**YOUR TASK**
Below are some records. Say how many of their lines contain the string "sphere", and give nothing but the number.

**PROVIDED ENTRIES**
--*--

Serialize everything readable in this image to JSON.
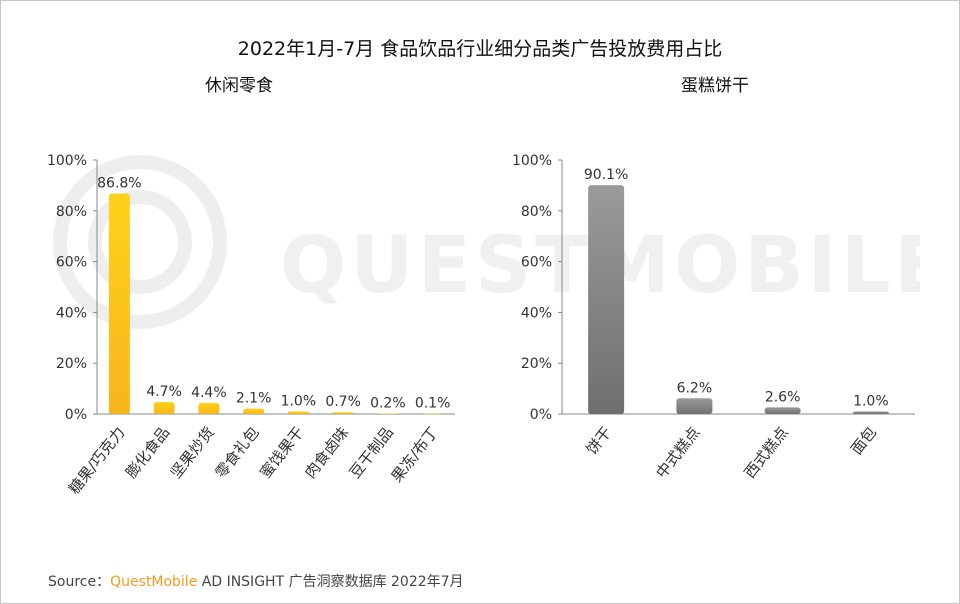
{
  "title": "2022年1月-7月 食品饮品行业细分品类广告投放费用占比",
  "watermark": "QUESTMOBILE",
  "source": {
    "prefix": "Source：",
    "brand": "QuestMobile",
    "rest": " AD INSIGHT 广告洞察数据库 2022年7月"
  },
  "colors": {
    "left_bar_top": "#ffd21a",
    "left_bar_bottom": "#f7b51c",
    "right_bar_top": "#9a9a9a",
    "right_bar_bottom": "#6f6f6f",
    "brand": "#f39a1e"
  },
  "chart_data": [
    {
      "type": "bar",
      "title": "休闲零食",
      "categories": [
        "糖果/巧克力",
        "膨化食品",
        "坚果炒货",
        "零食礼包",
        "蜜饯果干",
        "肉食卤味",
        "豆干制品",
        "果冻/布丁"
      ],
      "values": [
        86.8,
        4.7,
        4.4,
        2.1,
        1.0,
        0.7,
        0.2,
        0.1
      ],
      "data_labels": [
        "86.8%",
        "4.7%",
        "4.4%",
        "2.1%",
        "1.0%",
        "0.7%",
        "0.2%",
        "0.1%"
      ],
      "ylim": [
        0,
        100
      ],
      "yticks": [
        "0%",
        "20%",
        "40%",
        "60%",
        "80%",
        "100%"
      ],
      "grid": false
    },
    {
      "type": "bar",
      "title": "蛋糕饼干",
      "categories": [
        "饼干",
        "中式糕点",
        "西式糕点",
        "面包"
      ],
      "values": [
        90.1,
        6.2,
        2.6,
        1.0
      ],
      "data_labels": [
        "90.1%",
        "6.2%",
        "2.6%",
        "1.0%"
      ],
      "ylim": [
        0,
        100
      ],
      "yticks": [
        "0%",
        "20%",
        "40%",
        "60%",
        "80%",
        "100%"
      ],
      "grid": false
    }
  ]
}
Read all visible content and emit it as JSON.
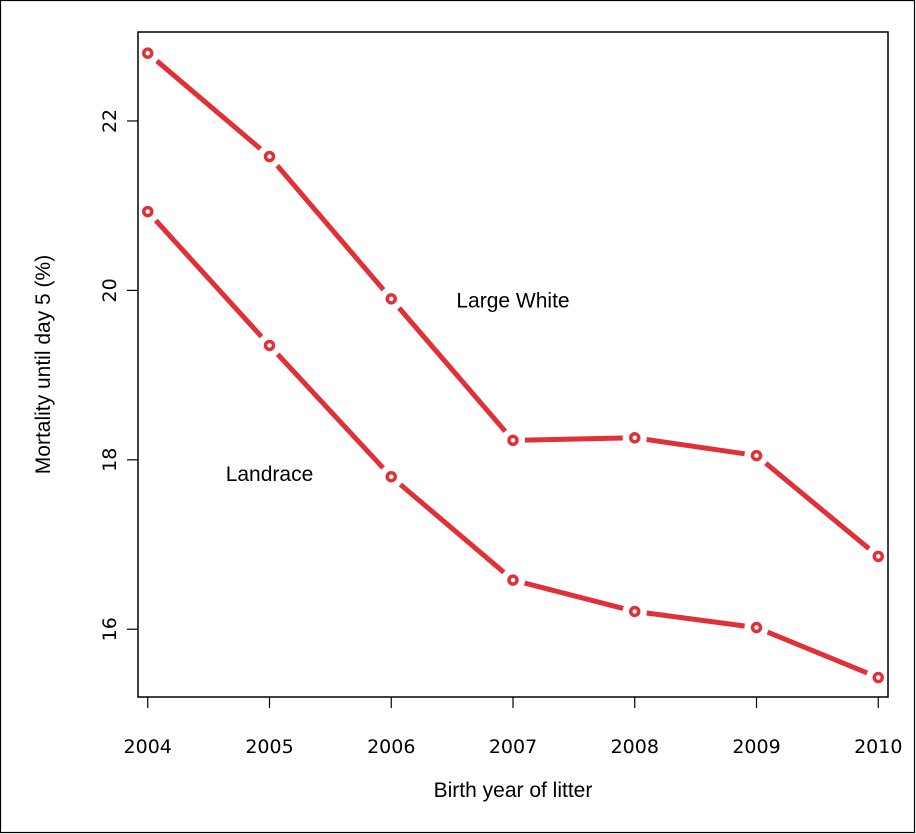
{
  "chart_data": {
    "type": "line",
    "title": "",
    "xlabel": "Birth year of litter",
    "ylabel": "Mortality until day 5 (%)",
    "x": [
      2004,
      2005,
      2006,
      2007,
      2008,
      2009,
      2010
    ],
    "x_ticks": [
      "2004",
      "2005",
      "2006",
      "2007",
      "2008",
      "2009",
      "2010"
    ],
    "y_ticks": [
      "16",
      "18",
      "20",
      "22"
    ],
    "xlim": [
      2003.92,
      2010.08
    ],
    "ylim": [
      15.2,
      23.05
    ],
    "grid": false,
    "legend": "none",
    "series": [
      {
        "values": [
          22.8,
          21.58,
          19.9,
          18.23,
          18.26,
          18.05,
          16.86
        ]
      },
      {
        "values": [
          20.93,
          19.35,
          17.8,
          16.58,
          16.21,
          16.02,
          15.43
        ]
      }
    ],
    "annotations": [
      {
        "text": "Large White",
        "x": 2007.0,
        "y": 19.8
      },
      {
        "text": "Landrace",
        "x": 2005.0,
        "y": 17.75
      }
    ],
    "line_color": "#e03038",
    "marker": "open-circle"
  }
}
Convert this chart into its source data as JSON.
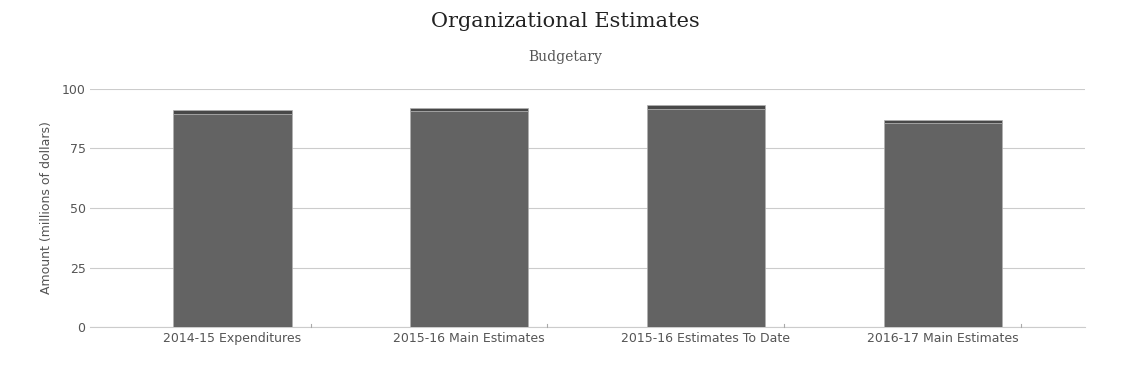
{
  "title": "Organizational Estimates",
  "subtitle": "Budgetary",
  "categories": [
    "2014-15 Expenditures",
    "2015-16 Main Estimates",
    "2015-16 Estimates To Date",
    "2016-17 Main Estimates"
  ],
  "statutory_values": [
    1.5,
    1.5,
    1.5,
    1.5
  ],
  "voted_values": [
    89.5,
    90.5,
    91.5,
    85.5
  ],
  "statutory_color": "#484848",
  "voted_color": "#636363",
  "bar_edge_color": "#b0b0b0",
  "ylabel": "Amount (millions of dollars)",
  "ylim": [
    0,
    100
  ],
  "yticks": [
    0,
    25,
    50,
    75,
    100
  ],
  "background_color": "#ffffff",
  "grid_color": "#cccccc",
  "title_fontsize": 15,
  "subtitle_fontsize": 10,
  "tick_fontsize": 9,
  "legend_fontsize": 10,
  "bar_width": 0.5
}
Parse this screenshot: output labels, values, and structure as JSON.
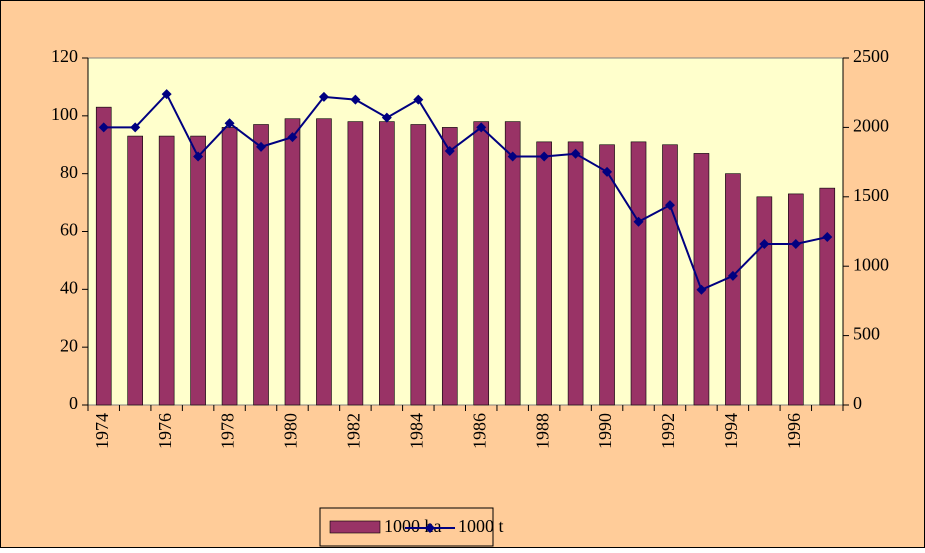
{
  "chart_data": {
    "type": "bar_line",
    "categories": [
      "1974",
      null,
      "1976",
      null,
      "1978",
      null,
      "1980",
      null,
      "1982",
      null,
      "1984",
      null,
      "1986",
      null,
      "1988",
      null,
      "1990",
      null,
      "1992",
      null,
      "1994",
      null,
      "1996",
      null
    ],
    "series": [
      {
        "name": "1000 ha",
        "type": "bar",
        "color": "#993366",
        "axis": "y",
        "values": [
          103,
          93,
          93,
          93,
          96,
          97,
          99,
          99,
          98,
          98,
          97,
          96,
          98,
          98,
          91,
          91,
          90,
          91,
          90,
          87,
          80,
          72,
          73,
          75
        ]
      },
      {
        "name": "1000 t",
        "type": "line",
        "color": "#000080",
        "axis": "y2",
        "values": [
          2000,
          2000,
          2240,
          1790,
          2030,
          1860,
          1930,
          2220,
          2200,
          2070,
          2200,
          1830,
          2000,
          1790,
          1790,
          1810,
          1680,
          1320,
          1440,
          830,
          930,
          1160,
          1160,
          1210
        ]
      }
    ],
    "ylim": [
      0,
      120
    ],
    "yticks": [
      0,
      20,
      40,
      60,
      80,
      100,
      120
    ],
    "y2lim": [
      0,
      2500
    ],
    "y2ticks": [
      0,
      500,
      1000,
      1500,
      2000,
      2500
    ],
    "legend": "bottom"
  }
}
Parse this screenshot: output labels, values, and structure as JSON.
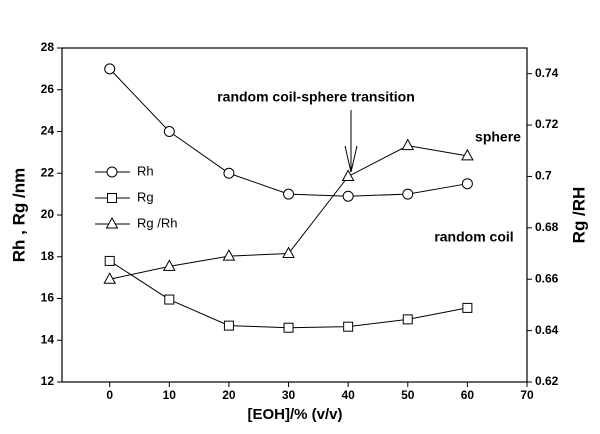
{
  "chart_data": {
    "type": "line",
    "xlabel": "[EOH]/% (v/v)",
    "ylabel": "Rh , Rg /nm",
    "y2label": "Rg /RH",
    "x": [
      0,
      10,
      20,
      30,
      40,
      50,
      60
    ],
    "series": [
      {
        "name": "Rh",
        "color": "#000000",
        "marker": "circle",
        "values": [
          27,
          24,
          22,
          21,
          20.9,
          21,
          21.5
        ]
      },
      {
        "name": "Rg",
        "color": "#000000",
        "marker": "square",
        "values": [
          17.8,
          15.95,
          14.7,
          14.6,
          14.65,
          15.0,
          15.55
        ]
      },
      {
        "name": "Rg /Rh",
        "color": "#000000",
        "marker": "triangle",
        "axis": "y2",
        "values": [
          0.66,
          0.665,
          0.669,
          0.67,
          0.7,
          0.712,
          0.708
        ]
      }
    ],
    "xlim": [
      -8,
      70
    ],
    "xticks": [
      0,
      10,
      20,
      30,
      40,
      50,
      60,
      70
    ],
    "ylim": [
      12,
      28
    ],
    "yticks": [
      12,
      14,
      16,
      18,
      20,
      22,
      24,
      26,
      28
    ],
    "y2lim": [
      0.62,
      0.75
    ],
    "y2ticks": [
      0.62,
      0.64,
      0.66,
      0.68,
      0.7,
      0.72,
      0.74
    ],
    "annotations": [
      "random coil-sphere transition",
      "sphere",
      "random coil"
    ]
  }
}
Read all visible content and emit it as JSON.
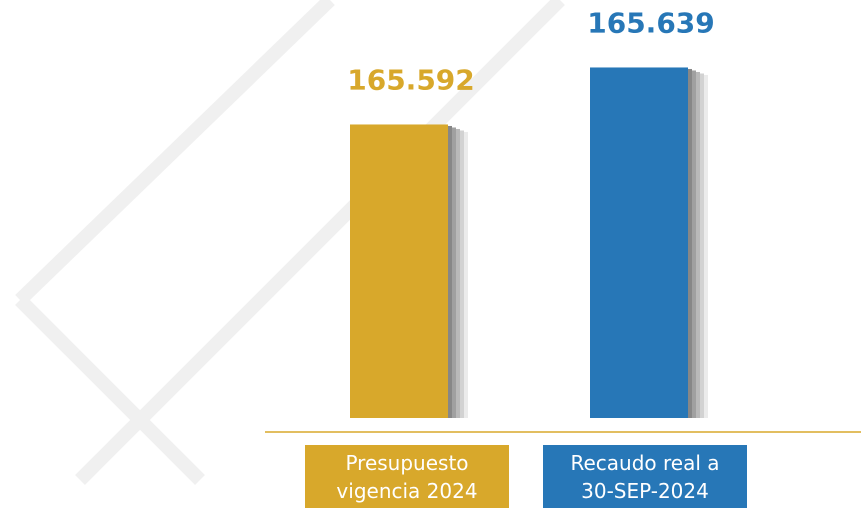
{
  "chart_data": {
    "type": "bar",
    "categories": [
      "Presupuesto vigencia 2024",
      "Recaudo real a 30-SEP-2024"
    ],
    "values": [
      165.592,
      165.639
    ],
    "colors": [
      "#d8a82b",
      "#2777b7"
    ],
    "ylim": [
      165.35,
      165.66
    ]
  }
}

--*--

**COMPLETE RESPONSE**
2